Rows:
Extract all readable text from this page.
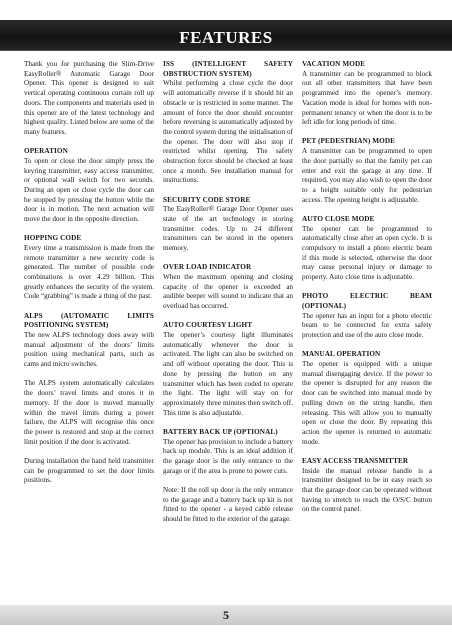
FEATURES

Thank you for purchasing the Slim-Drive EasyRoller® Automatic Garage Door Opener. This opener is designed to suit vertical operating continuous curtain roll up doors. The components and materials used in this opener are of the latest technology and highest quality. Listed below are some of the many features.

OPERATION

To open or close the door simply press the keyring transmitter, easy access transmitter, or optional wall switch for two seconds. During an open or close cycle the door can be stopped by pressing the button while the door is in motion. The next actuation will move the door in the opposite direction.

HOPPING CODE

Every time a transmission is made from the remote transmitter a new security code is generated. The number of possible code combinations is over 4.29 billion. This greatly enhances the security of the system. Code “grabbing” is made a thing of the past.

ALPS (AUTOMATIC LIMITS POSITIONING SYSTEM)

The new ALPS technology does away with manual adjustment of the doors’ limits position using mechanical parts, such as cams and micro switches.

The ALPS system automatically calculates the doors’ travel limits and stores it in memory. If the door is moved manually within the travel limits during a power failure, the ALPS will recognise this once the power is restored and stop at the correct limit position if the door is activated.

During installation the hand held transmitter can be programmed to set the door limits positions.

ISS (INTELLIGENT SAFETY OBSTRUCTION SYSTEM)

Whilst performing a close cycle the door will automatically reverse if it should hit an obstacle or is restricted in some manner. The amount of force the door should encounter before reversing is automatically adjusted by the control system during the initialisation of the opener. The door will also stop if restricted whilst opening. The safety obstruction force should be checked at least once a month. See installation manual for instructions.

SECURITY CODE STORE

The EasyRoller® Garage Door Opener uses state of the art technology in storing transmitter codes. Up to 24 different transmitters can be stored in the openers memory.

OVER LOAD INDICATOR

When the maximum opening and closing capacity of the opener is exceeded an audible beeper will sound to indicate that an overload has occurred.

AUTO COURTESY LIGHT

The opener’s courtesy light illuminates automatically whenever the door is activated. The light can also be switched on and off without operating the door. This is done by pressing the button on any transmitter which has been coded to operate the light. The light will stay on for approximately three minutes then switch off. This time is also adjustable.

BATTERY BACK UP (OPTIONAL)

The opener has provision to include a battery back up module. This is an ideal addition if the garage door is the only entrance to the garage or if the area is prone to power cuts.

Note: If the roll up door is the only entrance to the garage and a battery back up kit is not fitted to the opener - a keyed cable release should be fitted to the exterior of the garage.

VACATION MODE

A transmitter can be programmed to block out all other transmitters that have been programmed into the opener’s memory. Vacation mode is ideal for homes with non-permanent tenancy or when the door is to be left idle for long periods of time.

PET (PEDESTRIAN) MODE

A transmitter can be programmed to open the door partially so that the family pet can enter and exit the garage at any time. If required, you may also wish to open the door to a height suitable only for pedestrian access. The opening height is adjustable.

AUTO CLOSE MODE

The opener can be programmed to automatically close after an open cycle. It is compulsory to install a photo electric beam if this mode is selected, otherwise the door may cause personal injury or damage to property. Auto close time is adjustable.

PHOTO ELECTRIC BEAM (OPTIONAL)

The opener has an input for a photo electric beam to be connected for extra safety protection and use of the auto close mode.

MANUAL OPERATION

The opener is equipped with a unique manual disengaging device. If the power to the opener is disrupted for any reason the door can be switched into manual mode by pulling down on the string handle, then releasing. This will allow you to manually open or close the door. By repeating this action the opener is returned to automatic mode.

EASY ACCESS TRANSMITTER

Inside the manual release handle is a transmitter designed to be in easy reach so that the garage door can be operated without having to stretch to reach the O/S/C button on the control panel.

5
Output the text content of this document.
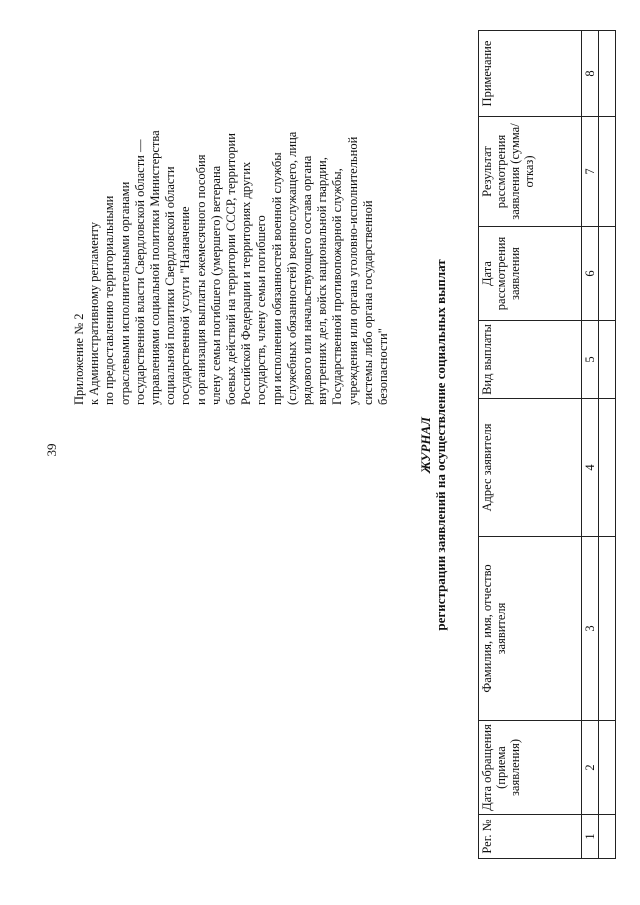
39
Приложение № 2 к Административному регламенту по предоставлению территориальными отраслевыми исполнительными органами государственной власти Свердловской области — управлениями социальной политики Министерства социальной политики Свердловской области государственной услуги "Назначение и организация выплаты ежемесячного пособия члену семьи погибшего (умершего) ветерана боевых действий на территории СССР, территории Российской Федерации и территориях других государств, члену семьи погибшего при исполнении обязанностей военной службы (служебных обязанностей) военнослужащего, лица рядового или начальствующего состава органа внутренних дел, войск национальной гвардии, Государственной противопожарной службы, учреждения или органа уголовно-исполнительной системы либо органа государственной безопасности"
ЖУРНАЛ регистрации заявлений на осуществление социальных выплат
Рег. №	Дата обращения (приема заявления)	Фамилия, имя, отчество заявителя	Адрес заявителя	Вид выплаты	Дата рассмотрения заявления	Результат рассмотрения заявления (сумма/отказ)	Примечание
1	2	3	4	5	6	7	8
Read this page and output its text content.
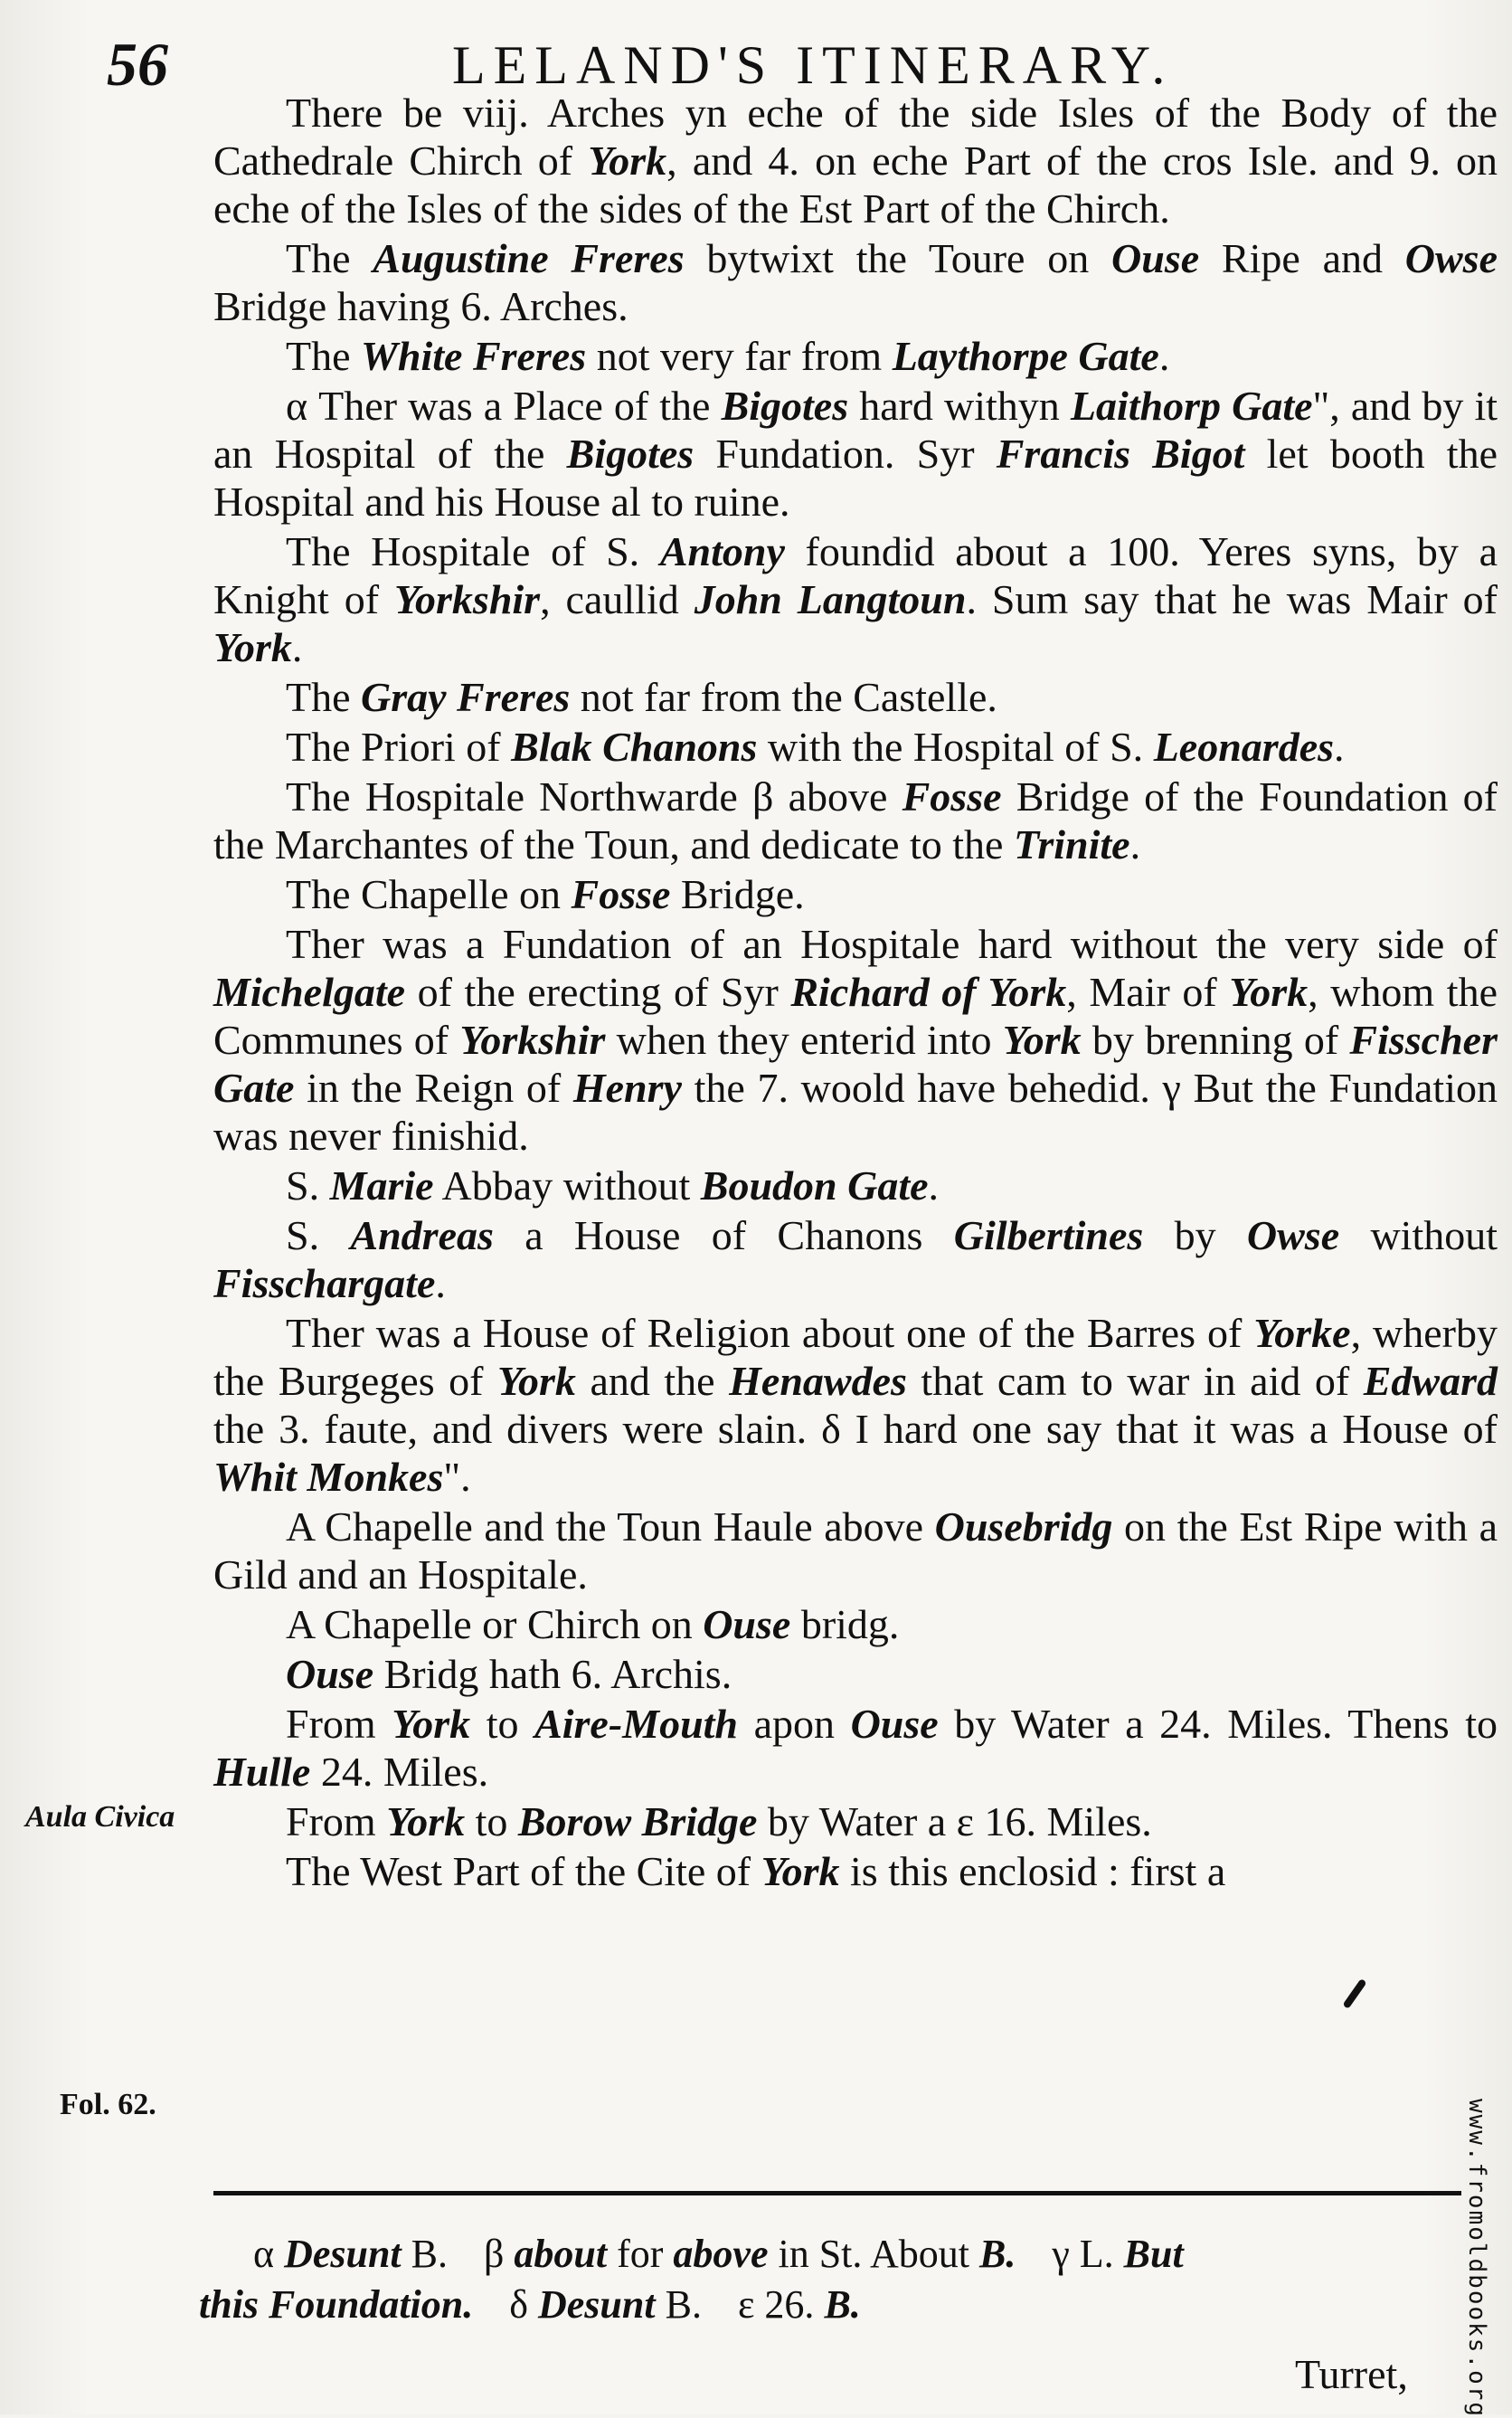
56	LELAND'S ITINERARY.

There be viij. Arches yn eche of the side Isles of the Body of the Cathedrale Chirch of York, and 4. on eche Part of the cros Isle. and 9. on eche of the Isles of the sides of the Est Part of the Chirch.

The Augustine Freres bytwixt the Toure on Ouse Ripe and Owse Bridge having 6. Arches.

The White Freres not very far from Laythorpe Gate.

α Ther was a Place of the Bigotes hard withyn Laithorp Gate", and by it an Hospital of the Bigotes Fundation. Syr Francis Bigot let booth the Hospital and his House al to ruine.

The Hospitale of S. Antony foundid about a 100. Yeres syns, by a Knight of Yorkshir, caullid John Langtoun. Sum say that he was Mair of York.

The Gray Freres not far from the Castelle.

The Priori of Blak Chanons with the Hospital of S. Leonardes.

The Hospitale Northwarde β above Fosse Bridge of the Foundation of the Marchantes of the Toun, and dedicate to the Trinite.

The Chapelle on Fosse Bridge.

Ther was a Fundation of an Hospitale hard without the very side of Michelgate of the erecting of Syr Richard of York, Mair of York, whom the Communes of Yorkshir when they enterid into York by brenning of Fisscher Gate in the Reign of Henry the 7. woold have behedid. γ But the Fundation was never finishid.

S. Marie Abbay without Boudon Gate.

S. Andreas a House of Chanons Gilbertines by Owse without Fisschargate.

Ther was a House of Religion about one of the Barres of Yorke, wherby the Burgeges of York and the Henawdes that cam to war in aid of Edward the 3. faute, and divers were slain. δ I hard one say that it was a House of Whit Monkes".

A Chapelle and the Toun Haule above Ousebridg on the Est Ripe with a Gild and an Hospitale.

A Chapelle or Chirch on Ouse bridg.

Ouse Bridg hath 6. Archis.

From York to Aire-Mouth apon Ouse by Water a 24. Miles. Thens to Hulle 24. Miles.

From York to Borow Bridge by Water a ε 16. Miles.

The West Part of the Cite of York is this enclosid : first a

Aula Civica
Fol. 62.
α Desunt B. β about for above in St. About B. γ L. But
this Foundation. δ Desunt B. ε 26. B.
Turret, www.fromoldbooks.org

Brief:
Each line in the records above should be reproduced exactly; images are not copied.

Correct answer:
Extract all readable text from this page.
FEATURES

Thank you for purchasing the Slim-Drive EasyRoller® Automatic Garage Door Opener. This opener is designed to suit vertical operating continuous curtain roll up doors. The components and materials used in this opener are of the latest technology and highest quality. Listed below are some of the many features.

OPERATION

To open or close the door simply press the keyring transmitter, easy access transmitter, or optional wall switch for two seconds. During an open or close cycle the door can be stopped by pressing the button while the door is in motion. The next actuation will move the door in the opposite direction.

HOPPING CODE

Every time a transmission is made from the remote transmitter a new security code is generated. The number of possible code combinations is over 4.29 billion. This greatly enhances the security of the system. Code “grabbing” is made a thing of the past.

ALPS (AUTOMATIC LIMITS POSITIONING SYSTEM)

The new ALPS technology does away with manual adjustment of the doors’ limits position using mechanical parts, such as cams and micro switches.

The ALPS system automatically calculates the doors’ travel limits and stores it in memory. If the door is moved manually within the travel limits during a power failure, the ALPS will recognise this once the power is restored and stop at the correct limit position if the door is activated.

During installation the hand held transmitter can be programmed to set the door limits positions.

ISS (INTELLIGENT SAFETY OBSTRUCTION SYSTEM)

Whilst performing a close cycle the door will automatically reverse if it should hit an obstacle or is restricted in some manner. The amount of force the door should encounter before reversing is automatically adjusted by the control system during the initialisation of the opener. The door will also stop if restricted whilst opening. The safety obstruction force should be checked at least once a month. See installation manual for instructions.

SECURITY CODE STORE

The EasyRoller® Garage Door Opener uses state of the art technology in storing transmitter codes. Up to 24 different transmitters can be stored in the openers memory.

OVER LOAD INDICATOR

When the maximum opening and closing capacity of the opener is exceeded an audible beeper will sound to indicate that an overload has occurred.

AUTO COURTESY LIGHT

The opener’s courtesy light illuminates automatically whenever the door is activated. The light can also be switched on and off without operating the door. This is done by pressing the button on any transmitter which has been coded to operate the light. The light will stay on for approximately three minutes then switch off. This time is also adjustable.

BATTERY BACK UP (OPTIONAL)

The opener has provision to include a battery back up module. This is an ideal addition if the garage door is the only entrance to the garage or if the area is prone to power cuts.

Note: If the roll up door is the only entrance to the garage and a battery back up kit is not fitted to the opener - a keyed cable release should be fitted to the exterior of the garage.

VACATION MODE

A transmitter can be programmed to block out all other transmitters that have been programmed into the opener’s memory. Vacation mode is ideal for homes with non-permanent tenancy or when the door is to be left idle for long periods of time.

PET (PEDESTRIAN) MODE

A transmitter can be programmed to open the door partially so that the family pet can enter and exit the garage at any time. If required, you may also wish to open the door to a height suitable only for pedestrian access. The opening height is adjustable.

AUTO CLOSE MODE

The opener can be programmed to automatically close after an open cycle. It is compulsory to install a photo electric beam if this mode is selected, otherwise the door may cause personal injury or damage to property. Auto close time is adjustable.

PHOTO ELECTRIC BEAM (OPTIONAL)

The opener has an input for a photo electric beam to be connected for extra safety protection and use of the auto close mode.

MANUAL OPERATION

The opener is equipped with a unique manual disengaging device. If the power to the opener is disrupted for any reason the door can be switched into manual mode by pulling down on the string handle, then releasing. This will allow you to manually open or close the door. By repeating this action the opener is returned to automatic mode.

EASY ACCESS TRANSMITTER

Inside the manual release handle is a transmitter designed to be in easy reach so that the garage door can be operated without having to stretch to reach the O/S/C button on the control panel.

5
Output the text content of this document.
39
Приложение № 2 к Административному регламенту по предоставлению территориальными отраслевыми исполнительными органами государственной власти Свердловской области — управлениями социальной политики Министерства социальной политики Свердловской области государственной услуги "Назначение и организация выплаты ежемесячного пособия члену семьи погибшего (умершего) ветерана боевых действий на территории СССР, территории Российской Федерации и территориях других государств, члену семьи погибшего при исполнении обязанностей военной службы (служебных обязанностей) военнослужащего, лица рядового или начальствующего состава органа внутренних дел, войск национальной гвардии, Государственной противопожарной службы, учреждения или органа уголовно-исполнительной системы либо органа государственной безопасности"
ЖУРНАЛ регистрации заявлений на осуществление социальных выплат
Рег. №	Дата обращения (приема заявления)	Фамилия, имя, отчество заявителя	Адрес заявителя	Вид выплаты	Дата рассмотрения заявления	Результат рассмотрения заявления (сумма/отказ)	Примечание
1	2	3	4	5	6	7	8
Read this page and output its text content.
56	LELAND'S ITINERARY.

There be viij. Arches yn eche of the side Isles of the Body of the Cathedrale Chirch of York, and 4. on eche Part of the cros Isle. and 9. on eche of the Isles of the sides of the Est Part of the Chirch.

The Augustine Freres bytwixt the Toure on Ouse Ripe and Owse Bridge having 6. Arches.

The White Freres not very far from Laythorpe Gate.

α Ther was a Place of the Bigotes hard withyn Laithorp Gate", and by it an Hospital of the Bigotes Fundation. Syr Francis Bigot let booth the Hospital and his House al to ruine.

The Hospitale of S. Antony foundid about a 100. Yeres syns, by a Knight of Yorkshir, caullid John Langtoun. Sum say that he was Mair of York.

The Gray Freres not far from the Castelle.

The Priori of Blak Chanons with the Hospital of S. Leonardes.

The Hospitale Northwarde β above Fosse Bridge of the Foundation of the Marchantes of the Toun, and dedicate to the Trinite.

The Chapelle on Fosse Bridge.

Ther was a Fundation of an Hospitale hard without the very side of Michelgate of the erecting of Syr Richard of York, Mair of York, whom the Communes of Yorkshir when they enterid into York by brenning of Fisscher Gate in the Reign of Henry the 7. woold have behedid. γ But the Fundation was never finishid.

S. Marie Abbay without Boudon Gate.

S. Andreas a House of Chanons Gilbertines by Owse without Fisschargate.

Ther was a House of Religion about one of the Barres of Yorke, wherby the Burgeges of York and the Henawdes that cam to war in aid of Edward the 3. faute, and divers were slain. δ I hard one say that it was a House of Whit Monkes".

A Chapelle and the Toun Haule above Ousebridg on the Est Ripe with a Gild and an Hospitale.

A Chapelle or Chirch on Ouse bridg.

Ouse Bridg hath 6. Archis.

From York to Aire-Mouth apon Ouse by Water a 24. Miles. Thens to Hulle 24. Miles.

From York to Borow Bridge by Water a ε 16. Miles.

The West Part of the Cite of York is this enclosid : first a

Aula Civica
Fol. 62.
α Desunt B. β about for above in St. About B. γ L. But
this Foundation. δ Desunt B. ε 26. B.
Turret, www.fromoldbooks.org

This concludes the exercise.